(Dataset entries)
--------------------------------

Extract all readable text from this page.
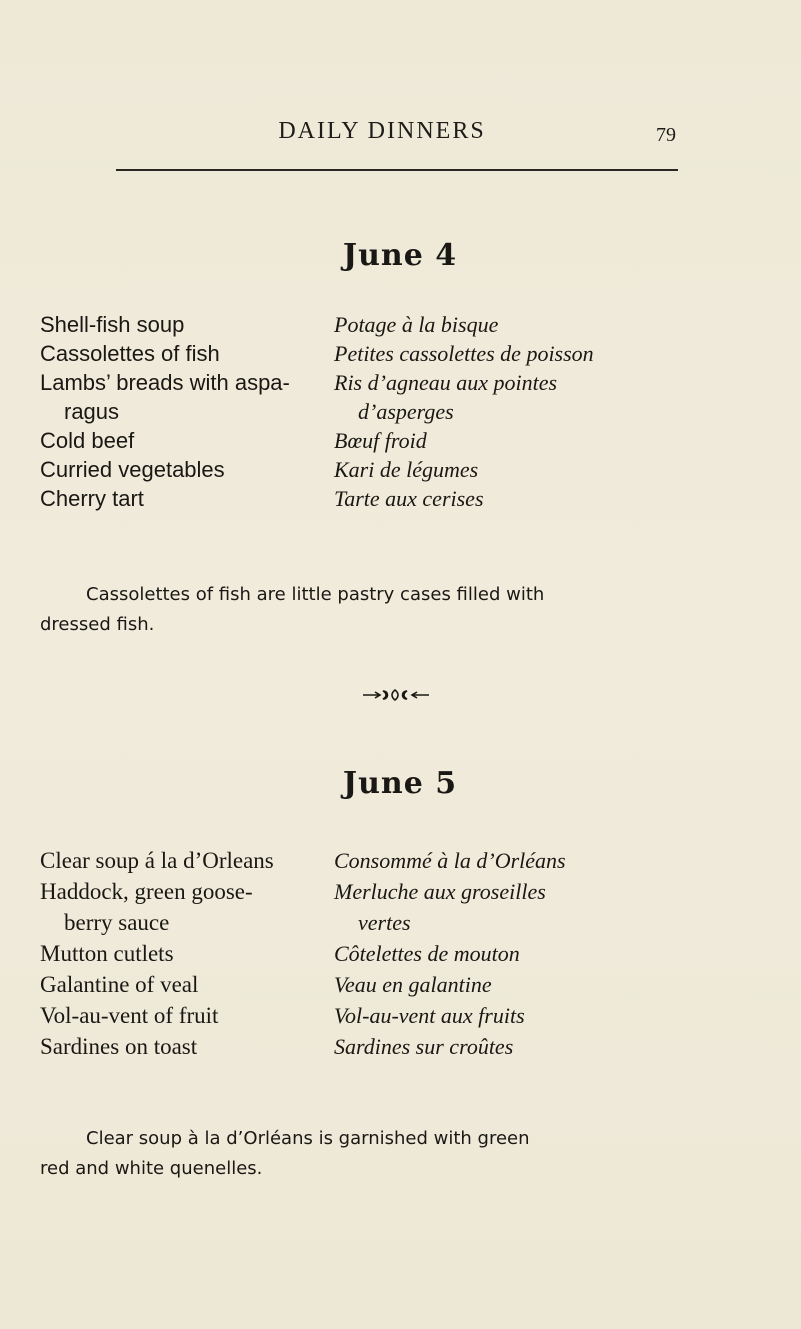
DAILY DINNERS	79
June 4
Shell-fish soup	Potage à la bisque
Cassolettes of fish	Petites cassolettes de poisson
Lambs’ breads with aspa-	Ris d’agneau aux pointes
ragus	d’asperges
Cold beef	Bœuf froid
Curried vegetables	Kari de légumes
Cherry tart	Tarte aux cerises
Cassolettes of fish are little pastry cases filled with
dressed fish.
June 5
Clear soup á la d’Orleans	Consommé à la d’Orléans
Haddock, green goose-	Merluche aux groseilles
berry sauce	vertes
Mutton cutlets	Côtelettes de mouton
Galantine of veal	Veau en galantine
Vol-au-vent of fruit	Vol-au-vent aux fruits
Sardines on toast	Sardines sur croûtes
Clear soup à la d’Orléans is garnished with green
red and white quenelles.
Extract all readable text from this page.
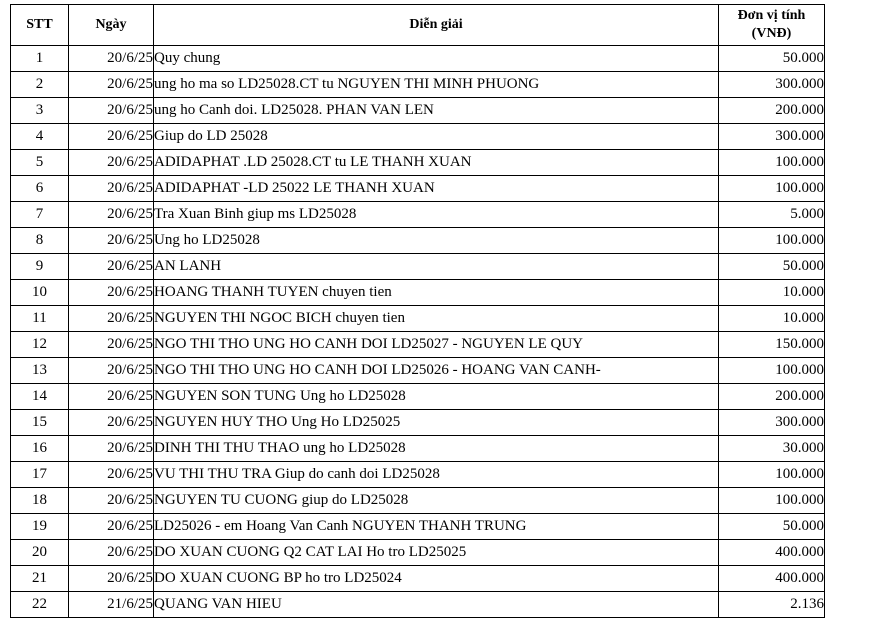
STT	Ngày	Diễn giải	Đơn vị tính
(VNĐ)

1	20/6/25	Quy chung	50.000
2	20/6/25	ung ho ma so LD25028.CT tu NGUYEN THI MINH PHUONG	300.000
3	20/6/25	ung ho Canh doi. LD25028. PHAN VAN LEN	200.000
4	20/6/25	Giup do LD 25028	300.000
5	20/6/25	ADIDAPHAT .LD 25028.CT tu LE THANH XUAN	100.000
6	20/6/25	ADIDAPHAT -LD 25022 LE THANH XUAN	100.000
7	20/6/25	Tra Xuan Binh giup ms LD25028	5.000
8	20/6/25	Ung ho LD25028	100.000
9	20/6/25	AN LANH	50.000
10	20/6/25	HOANG THANH TUYEN chuyen tien	10.000
11	20/6/25	NGUYEN THI NGOC BICH chuyen tien	10.000
12	20/6/25	NGO THI THO UNG HO CANH DOI LD25027 - NGUYEN LE QUY	150.000
13	20/6/25	NGO THI THO UNG HO CANH DOI LD25026 - HOANG VAN CANH-	100.000
14	20/6/25	NGUYEN SON TUNG Ung ho LD25028	200.000
15	20/6/25	NGUYEN HUY THO Ung Ho LD25025	300.000
16	20/6/25	DINH THI THU THAO ung ho LD25028	30.000
17	20/6/25	VU THI THU TRA Giup do canh doi LD25028	100.000
18	20/6/25	NGUYEN TU CUONG giup do LD25028	100.000
19	20/6/25	LD25026 - em Hoang Van Canh NGUYEN THANH TRUNG	50.000
20	20/6/25	DO XUAN CUONG Q2 CAT LAI Ho tro LD25025	400.000
21	20/6/25	DO XUAN CUONG BP ho tro LD25024	400.000
22	21/6/25	QUANG VAN HIEU	2.136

--------------------------------

### WRITTEN REQUEST:
Transcribe every entry word for word, but omit the pictures.

### FINAL ANSWER:
Extract all readable text from this page.
DAILY DINNERS	79
June 4
Shell-fish soup	Potage à la bisque
Cassolettes of fish	Petites cassolettes de poisson
Lambs’ breads with aspa-	Ris d’agneau aux pointes
ragus	d’asperges
Cold beef	Bœuf froid
Curried vegetables	Kari de légumes
Cherry tart	Tarte aux cerises
Cassolettes of fish are little pastry cases filled with
dressed fish.
June 5
Clear soup á la d’Orleans	Consommé à la d’Orléans
Haddock, green goose-	Merluche aux groseilles
berry sauce	vertes
Mutton cutlets	Côtelettes de mouton
Galantine of veal	Veau en galantine
Vol-au-vent of fruit	Vol-au-vent aux fruits
Sardines on toast	Sardines sur croûtes
Clear soup à la d’Orléans is garnished with green
red and white quenelles.
Extract all readable text from this page.
STT	Ngày	Diễn giải	Đơn vị tính
(VNĐ)

1	20/6/25	Quy chung	50.000
2	20/6/25	ung ho ma so LD25028.CT tu NGUYEN THI MINH PHUONG	300.000
3	20/6/25	ung ho Canh doi. LD25028. PHAN VAN LEN	200.000
4	20/6/25	Giup do LD 25028	300.000
5	20/6/25	ADIDAPHAT .LD 25028.CT tu LE THANH XUAN	100.000
6	20/6/25	ADIDAPHAT -LD 25022 LE THANH XUAN	100.000
7	20/6/25	Tra Xuan Binh giup ms LD25028	5.000
8	20/6/25	Ung ho LD25028	100.000
9	20/6/25	AN LANH	50.000
10	20/6/25	HOANG THANH TUYEN chuyen tien	10.000
11	20/6/25	NGUYEN THI NGOC BICH chuyen tien	10.000
12	20/6/25	NGO THI THO UNG HO CANH DOI LD25027 - NGUYEN LE QUY	150.000
13	20/6/25	NGO THI THO UNG HO CANH DOI LD25026 - HOANG VAN CANH-	100.000
14	20/6/25	NGUYEN SON TUNG Ung ho LD25028	200.000
15	20/6/25	NGUYEN HUY THO Ung Ho LD25025	300.000
16	20/6/25	DINH THI THU THAO ung ho LD25028	30.000
17	20/6/25	VU THI THU TRA Giup do canh doi LD25028	100.000
18	20/6/25	NGUYEN TU CUONG giup do LD25028	100.000
19	20/6/25	LD25026 - em Hoang Van Canh NGUYEN THANH TRUNG	50.000
20	20/6/25	DO XUAN CUONG Q2 CAT LAI Ho tro LD25025	400.000
21	20/6/25	DO XUAN CUONG BP ho tro LD25024	400.000
22	21/6/25	QUANG VAN HIEU	2.136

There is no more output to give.